▶ _What you are asked to do_
Select and reproduce each line of the listing below that bears the string "name".

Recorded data
.....

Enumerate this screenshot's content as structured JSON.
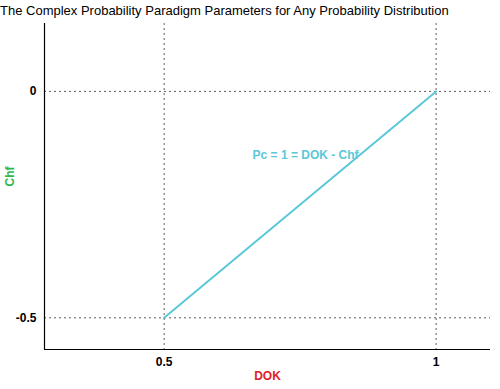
{
  "chart_data": {
    "type": "line",
    "title": "The Complex Probability Paradigm Parameters for Any Probability Distribution",
    "x_label": "DOK",
    "y_label": "Chf",
    "x": [
      0.5,
      1
    ],
    "values": [
      -0.5,
      0
    ],
    "color": "#5bc8d8",
    "xlim": [
      0.28,
      1.1
    ],
    "ylim": [
      -0.57,
      0.15
    ],
    "xticks": [
      0.5,
      1
    ],
    "yticks": [
      -0.5,
      0
    ],
    "grid": true,
    "annotations": [
      {
        "text": "Pc = 1 = DOK - Chf",
        "x": 0.76,
        "y": -0.14
      }
    ]
  }
}
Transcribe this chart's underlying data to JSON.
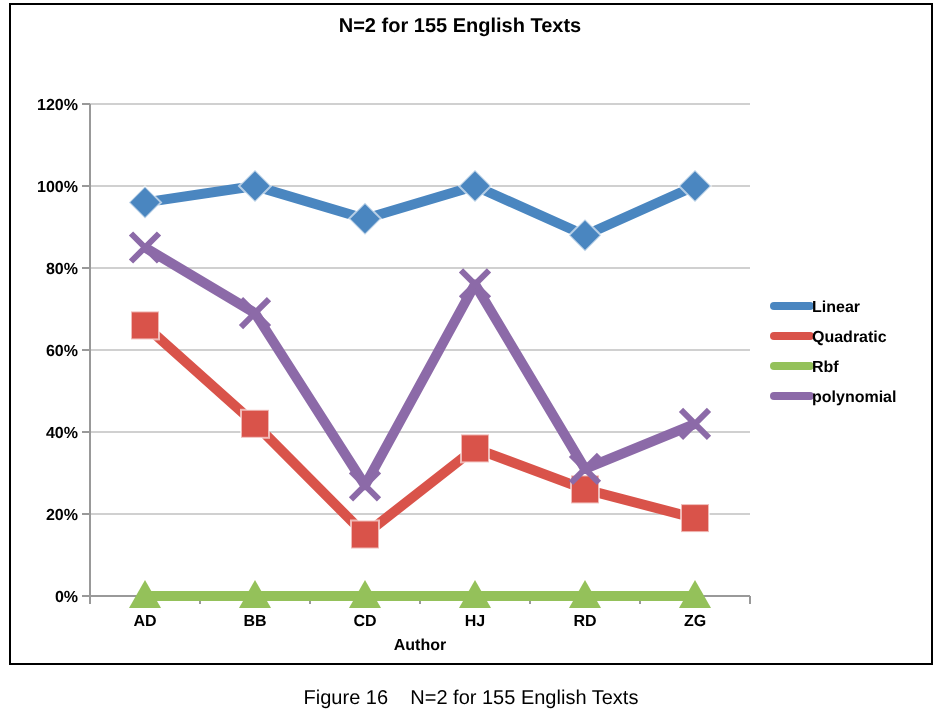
{
  "chart_data": {
    "type": "line",
    "title": "N=2 for 155 English Texts",
    "xlabel": "Author",
    "categories": [
      "AD",
      "BB",
      "CD",
      "HJ",
      "RD",
      "ZG"
    ],
    "series": [
      {
        "name": "Linear",
        "color": "#4a86c0",
        "marker": "diamond",
        "values": [
          96,
          100,
          92,
          100,
          88,
          100
        ]
      },
      {
        "name": "Quadratic",
        "color": "#d9534a",
        "marker": "square",
        "values": [
          66,
          42,
          15,
          36,
          26,
          19
        ]
      },
      {
        "name": "Rbf",
        "color": "#94c15a",
        "marker": "triangle",
        "values": [
          0,
          0,
          0,
          0,
          0,
          0
        ]
      },
      {
        "name": "polynomial",
        "color": "#8c6aa8",
        "marker": "cross",
        "values": [
          85,
          69,
          27,
          76,
          31,
          42
        ]
      }
    ],
    "ylim": [
      0,
      120
    ],
    "yticks": [
      {
        "value": 0,
        "label": "0%"
      },
      {
        "value": 20,
        "label": "20%"
      },
      {
        "value": 40,
        "label": "40%"
      },
      {
        "value": 60,
        "label": "60%"
      },
      {
        "value": 80,
        "label": "80%"
      },
      {
        "value": 100,
        "label": "100%"
      },
      {
        "value": 120,
        "label": "120%"
      }
    ],
    "grid": "y",
    "legend": "right",
    "line_style": "solid",
    "annotations": [
      "Figure 16    N=2 for 155 English Texts"
    ]
  }
}
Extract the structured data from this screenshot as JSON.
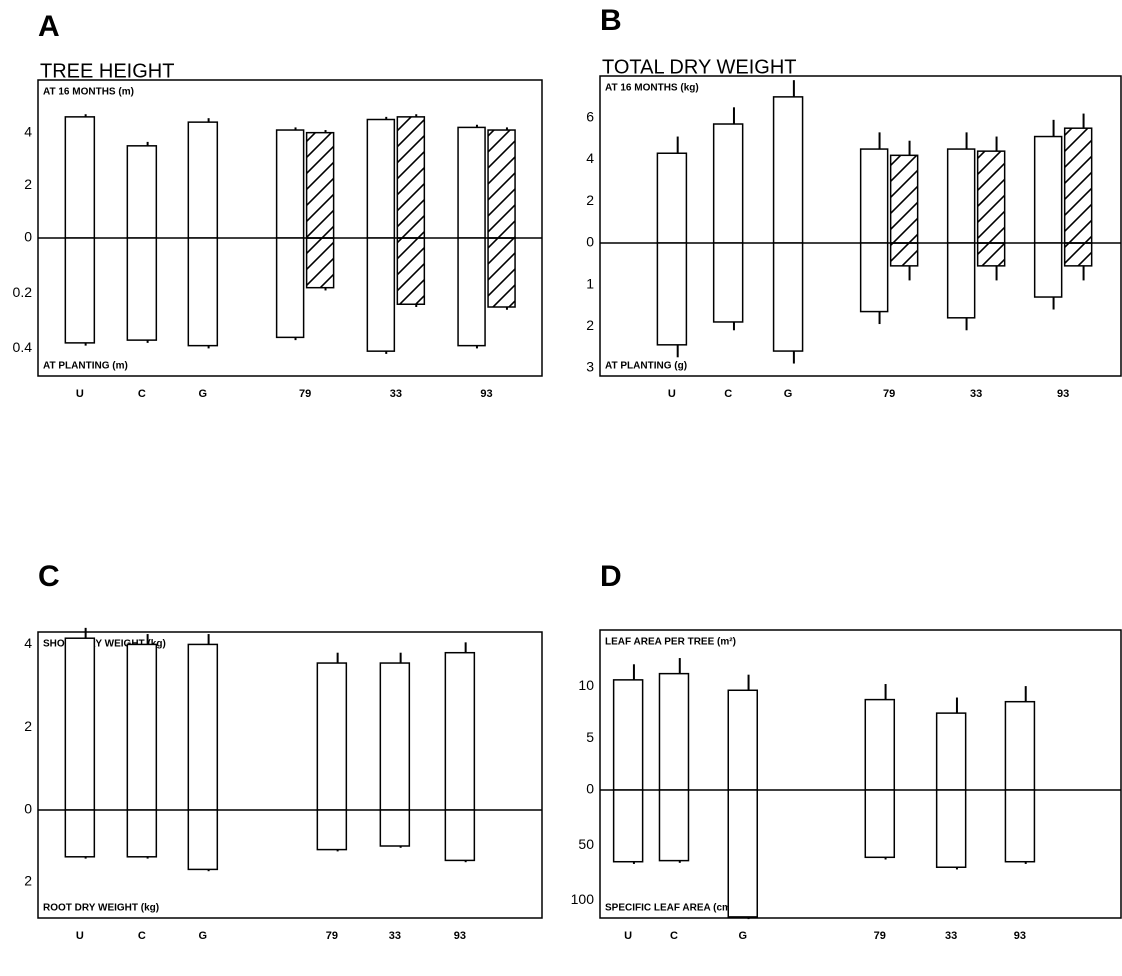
{
  "chart_data": [
    {
      "type": "bar",
      "label": "A",
      "title": "TREE HEIGHT",
      "categories": [
        "U",
        "C",
        "G",
        "79",
        "33",
        "93"
      ],
      "top": {
        "label": "AT 16 MONTHS (m)",
        "ylim": [
          0,
          6
        ],
        "yticks": [
          0,
          2,
          4
        ],
        "series": [
          {
            "values": [
              4.6,
              3.5,
              4.4,
              4.1,
              4.5,
              4.2
            ],
            "errors": [
              0.1,
              0.15,
              0.15,
              0.1,
              0.1,
              0.1
            ]
          },
          {
            "values": [
              null,
              null,
              null,
              4.0,
              4.6,
              4.1
            ],
            "errors": [
              null,
              null,
              null,
              0.1,
              0.1,
              0.1
            ],
            "pattern": "hatch"
          }
        ]
      },
      "bottom": {
        "label": "AT PLANTING (m)",
        "ylim": [
          0,
          0.5
        ],
        "yticks": [
          0.2,
          0.4
        ],
        "series": [
          {
            "values": [
              0.38,
              0.37,
              0.39,
              0.36,
              0.41,
              0.39
            ],
            "errors": [
              0.01,
              0.01,
              0.01,
              0.01,
              0.01,
              0.01
            ]
          },
          {
            "values": [
              null,
              null,
              null,
              0.18,
              0.24,
              0.25
            ],
            "errors": [
              null,
              null,
              null,
              0.01,
              0.01,
              0.01
            ],
            "pattern": "hatch"
          }
        ]
      }
    },
    {
      "type": "bar",
      "label": "B",
      "title": "TOTAL DRY WEIGHT",
      "categories": [
        "U",
        "C",
        "G",
        "79",
        "33",
        "93"
      ],
      "top": {
        "label": "AT 16 MONTHS (kg)",
        "ylim": [
          0,
          8
        ],
        "yticks": [
          0,
          2,
          4,
          6
        ],
        "series": [
          {
            "values": [
              4.3,
              5.7,
              7.0,
              4.5,
              4.5,
              5.1
            ],
            "errors": [
              0.8,
              0.8,
              0.8,
              0.8,
              0.8,
              0.8
            ]
          },
          {
            "values": [
              null,
              null,
              null,
              4.2,
              4.4,
              5.5
            ],
            "errors": [
              null,
              null,
              null,
              0.7,
              0.7,
              0.7
            ],
            "pattern": "hatch"
          }
        ]
      },
      "bottom": {
        "label": "AT PLANTING (g)",
        "ylim": [
          0,
          3.2
        ],
        "yticks": [
          1,
          2,
          3
        ],
        "series": [
          {
            "values": [
              2.45,
              1.9,
              2.6,
              1.65,
              1.8,
              1.3
            ],
            "errors": [
              0.3,
              0.2,
              0.3,
              0.3,
              0.3,
              0.3
            ]
          },
          {
            "values": [
              null,
              null,
              null,
              0.55,
              0.55,
              0.55
            ],
            "errors": [
              null,
              null,
              null,
              0.35,
              0.35,
              0.35
            ],
            "pattern": "hatch"
          }
        ]
      }
    },
    {
      "type": "bar",
      "label": "C",
      "categories": [
        "U",
        "C",
        "G",
        "79",
        "33",
        "93"
      ],
      "top": {
        "label": "SHOOT DRY WEIGHT (kg)",
        "ylim": [
          0,
          4.3
        ],
        "yticks": [
          0,
          2,
          4
        ],
        "series": [
          {
            "values": [
              4.15,
              4.0,
              4.0,
              3.55,
              3.55,
              3.8
            ],
            "errors": [
              0.25,
              0.25,
              0.25,
              0.25,
              0.25,
              0.25
            ]
          }
        ]
      },
      "bottom": {
        "label": "ROOT DRY WEIGHT (kg)",
        "ylim": [
          0,
          3.0
        ],
        "yticks": [
          2
        ],
        "series": [
          {
            "values": [
              1.3,
              1.3,
              1.65,
              1.1,
              1.0,
              1.4
            ],
            "errors": [
              0.05,
              0.05,
              0.05,
              0.05,
              0.05,
              0.05
            ]
          }
        ]
      }
    },
    {
      "type": "bar",
      "label": "D",
      "categories": [
        "U",
        "C",
        "G",
        "79",
        "33",
        "93"
      ],
      "top": {
        "label": "LEAF AREA PER TREE (m²)",
        "ylim": [
          0,
          15.4
        ],
        "yticks": [
          0,
          5,
          10
        ],
        "series": [
          {
            "values": [
              10.6,
              11.2,
              9.6,
              8.7,
              7.4,
              8.5
            ],
            "errors": [
              1.5,
              1.5,
              1.5,
              1.5,
              1.5,
              1.5
            ]
          }
        ]
      },
      "bottom": {
        "label": "SPECIFIC LEAF AREA (cm² g⁻¹)",
        "ylim": [
          0,
          116
        ],
        "yticks": [
          50,
          100
        ],
        "series": [
          {
            "values": [
              65,
              64,
              115,
              61,
              70,
              65
            ],
            "errors": [
              2,
              2,
              2,
              2,
              2,
              2
            ]
          }
        ]
      }
    }
  ]
}
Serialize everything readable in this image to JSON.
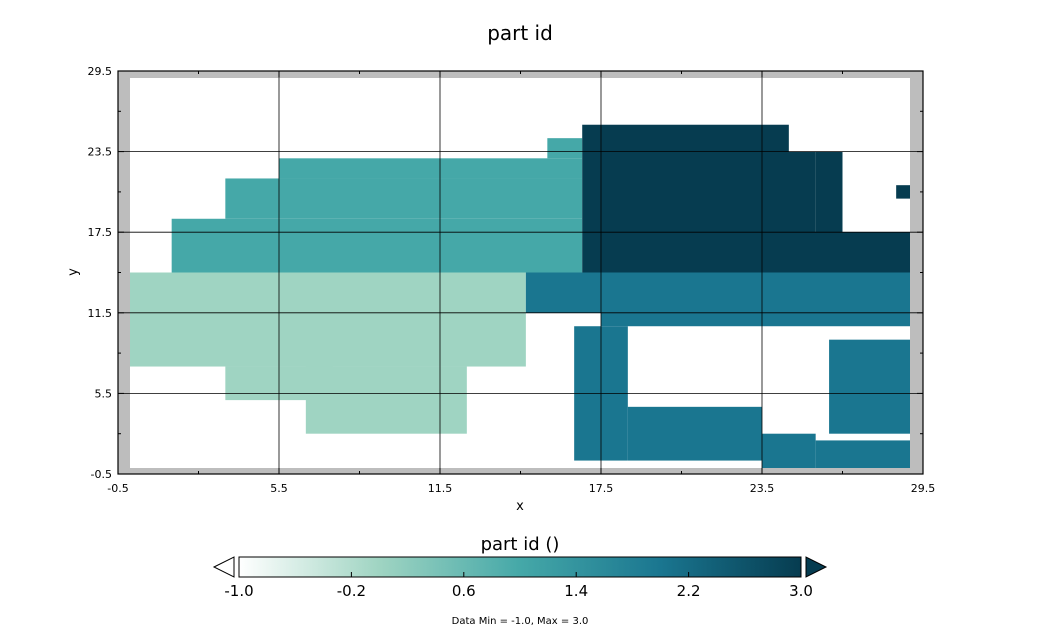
{
  "chart_data": {
    "type": "heatmap",
    "title": "part id",
    "xlabel": "x",
    "ylabel": "y",
    "xlim": [
      -0.5,
      29.5
    ],
    "ylim": [
      -0.5,
      29.5
    ],
    "xticks": [
      "-0.5",
      "5.5",
      "11.5",
      "17.5",
      "23.5",
      "29.5"
    ],
    "yticks": [
      "-0.5",
      "5.5",
      "11.5",
      "17.5",
      "23.5",
      "29.5"
    ],
    "grid": true,
    "colorbar": {
      "title": "part id ()",
      "ticks": [
        "-1.0",
        "-0.2",
        "0.6",
        "1.4",
        "2.2",
        "3.0"
      ],
      "min": -1.0,
      "max": 3.0,
      "colors": [
        "#ffffff",
        "#9fd4c2",
        "#45a8a8",
        "#1a7690",
        "#063c50"
      ]
    },
    "regions": [
      {
        "value": -1.0,
        "x": [
          -0.5,
          29.5
        ],
        "y": [
          -0.5,
          29.5
        ]
      },
      {
        "value": 0.0,
        "x": [
          -0.5,
          14.7
        ],
        "y": [
          7.5,
          14.5
        ]
      },
      {
        "value": 0.0,
        "x": [
          3.5,
          7.5
        ],
        "y": [
          5.0,
          7.5
        ]
      },
      {
        "value": 0.0,
        "x": [
          6.5,
          12.5
        ],
        "y": [
          2.5,
          7.5
        ]
      },
      {
        "value": 1.0,
        "x": [
          1.5,
          16.8
        ],
        "y": [
          14.5,
          18.5
        ]
      },
      {
        "value": 1.0,
        "x": [
          3.5,
          16.8
        ],
        "y": [
          18.5,
          21.5
        ]
      },
      {
        "value": 1.0,
        "x": [
          5.5,
          16.8
        ],
        "y": [
          21.5,
          23.0
        ]
      },
      {
        "value": 1.0,
        "x": [
          15.5,
          16.8
        ],
        "y": [
          23.0,
          24.5
        ]
      },
      {
        "value": 3.0,
        "x": [
          16.8,
          29.5
        ],
        "y": [
          14.5,
          17.5
        ]
      },
      {
        "value": 3.0,
        "x": [
          16.8,
          25.5
        ],
        "y": [
          17.5,
          23.5
        ]
      },
      {
        "value": 3.0,
        "x": [
          16.8,
          24.5
        ],
        "y": [
          23.5,
          25.5
        ]
      },
      {
        "value": 3.0,
        "x": [
          25.5,
          26.5
        ],
        "y": [
          17.5,
          23.5
        ]
      },
      {
        "value": 3.0,
        "x": [
          28.5,
          29.5
        ],
        "y": [
          20.0,
          21.0
        ]
      },
      {
        "value": 2.0,
        "x": [
          14.7,
          29.5
        ],
        "y": [
          11.5,
          14.5
        ]
      },
      {
        "value": 2.0,
        "x": [
          17.5,
          29.5
        ],
        "y": [
          10.5,
          11.5
        ]
      },
      {
        "value": 2.0,
        "x": [
          16.5,
          18.5
        ],
        "y": [
          0.5,
          10.5
        ]
      },
      {
        "value": 2.0,
        "x": [
          18.5,
          23.5
        ],
        "y": [
          0.5,
          4.5
        ]
      },
      {
        "value": 2.0,
        "x": [
          23.5,
          25.5
        ],
        "y": [
          -0.5,
          2.5
        ]
      },
      {
        "value": 2.0,
        "x": [
          26.0,
          29.5
        ],
        "y": [
          2.5,
          9.5
        ]
      },
      {
        "value": 2.0,
        "x": [
          25.5,
          29.5
        ],
        "y": [
          -0.5,
          2.0
        ]
      }
    ]
  },
  "footer": {
    "stats": "Data Min = -1.0, Max = 3.0"
  }
}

.....

▶ _Reply_
        "name": "Linear",
        "name": "Quadratic",
        "name": "Rbf",
        "name": "polynomial",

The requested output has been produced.